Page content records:
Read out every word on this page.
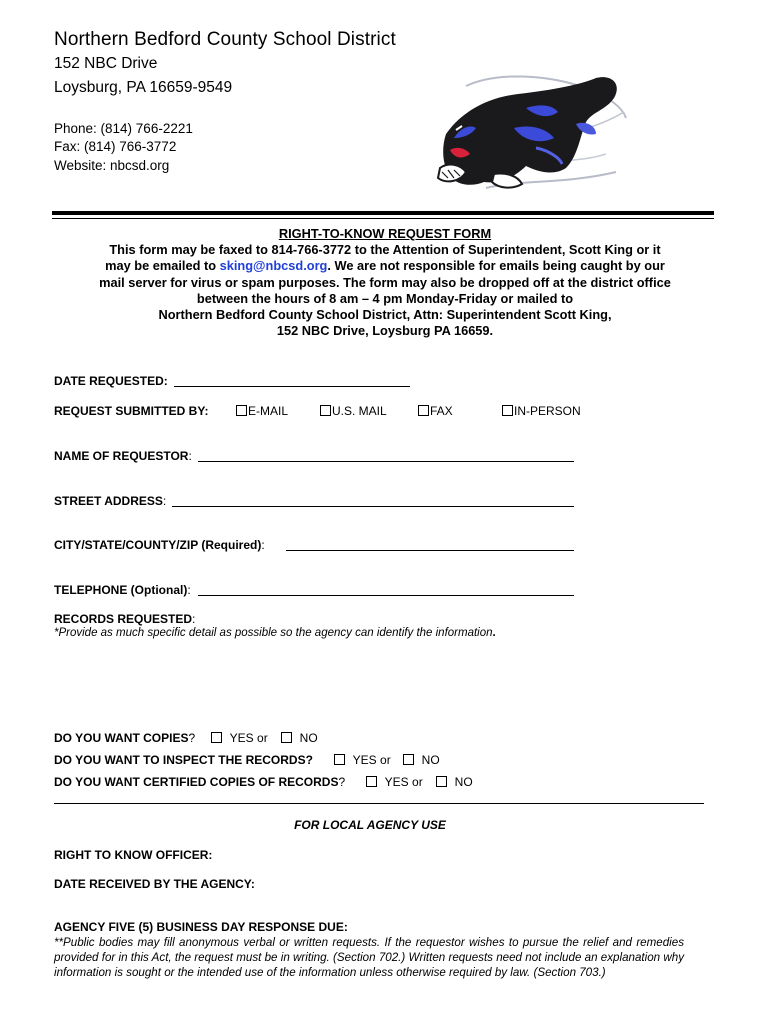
Northern Bedford County School District
152 NBC Drive
Loysburg, PA 16659-9549
Phone: (814) 766-2221
Fax: (814) 766-3772
Website: nbcsd.org
RIGHT-TO-KNOW REQUEST FORM
This form may be faxed to 814-766-3772 to the Attention of Superintendent, Scott King or it
may be emailed to sking@nbcsd.org. We are not responsible for emails being caught by our
mail server for virus or spam purposes. The form may also be dropped off at the district office
between the hours of 8 am – 4 pm Monday-Friday or mailed to
Northern Bedford County School District, Attn: Superintendent Scott King,
152 NBC Drive, Loysburg PA 16659.
DATE REQUESTED:
REQUEST SUBMITTED BY:	E-MAIL	U.S. MAIL	FAX	IN-PERSON
NAME OF REQUESTOR:
STREET ADDRESS:
CITY/STATE/COUNTY/ZIP (Required):
TELEPHONE (Optional):
RECORDS REQUESTED:
*Provide as much specific detail as possible so the agency can identify the information.
DO YOU WANT COPIES?	YES or	NO
DO YOU WANT TO INSPECT THE RECORDS?	YES or	NO
DO YOU WANT CERTIFIED COPIES OF RECORDS?	YES or	NO
FOR LOCAL AGENCY USE
RIGHT TO KNOW OFFICER:
DATE RECEIVED BY THE AGENCY:
AGENCY FIVE (5) BUSINESS DAY RESPONSE DUE:
**Public bodies may fill anonymous verbal or written requests. If the requestor wishes to pursue the relief and remedies provided for in this Act, the request must be in writing. (Section 702.) Written requests need not include an explanation why information is sought or the intended use of the information unless otherwise required by law. (Section 703.)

◆ ACTIVITY: Write out every record exactly. Leave the pictures out.

◆ ANSWER SECTION:
Read out every word on this page.
Northern Bedford County School District
152 NBC Drive
Loysburg, PA 16659-9549
Phone: (814) 766-2221
Fax: (814) 766-3772
Website: nbcsd.org
RIGHT-TO-KNOW REQUEST FORM
This form may be faxed to 814-766-3772 to the Attention of Superintendent, Scott King or it
may be emailed to sking@nbcsd.org. We are not responsible for emails being caught by our
mail server for virus or spam purposes. The form may also be dropped off at the district office
between the hours of 8 am – 4 pm Monday-Friday or mailed to
Northern Bedford County School District, Attn: Superintendent Scott King,
152 NBC Drive, Loysburg PA 16659.
DATE REQUESTED:
REQUEST SUBMITTED BY:	E-MAIL	U.S. MAIL	FAX	IN-PERSON
NAME OF REQUESTOR:
STREET ADDRESS:
CITY/STATE/COUNTY/ZIP (Required):
TELEPHONE (Optional):
RECORDS REQUESTED:
*Provide as much specific detail as possible so the agency can identify the information.
DO YOU WANT COPIES?	YES or	NO
DO YOU WANT TO INSPECT THE RECORDS?	YES or	NO
DO YOU WANT CERTIFIED COPIES OF RECORDS?	YES or	NO
FOR LOCAL AGENCY USE
RIGHT TO KNOW OFFICER:
DATE RECEIVED BY THE AGENCY:
AGENCY FIVE (5) BUSINESS DAY RESPONSE DUE:
**Public bodies may fill anonymous verbal or written requests. If the requestor wishes to pursue the relief and remedies provided for in this Act, the request must be in writing. (Section 702.) Written requests need not include an explanation why information is sought or the intended use of the information unless otherwise required by law. (Section 703.)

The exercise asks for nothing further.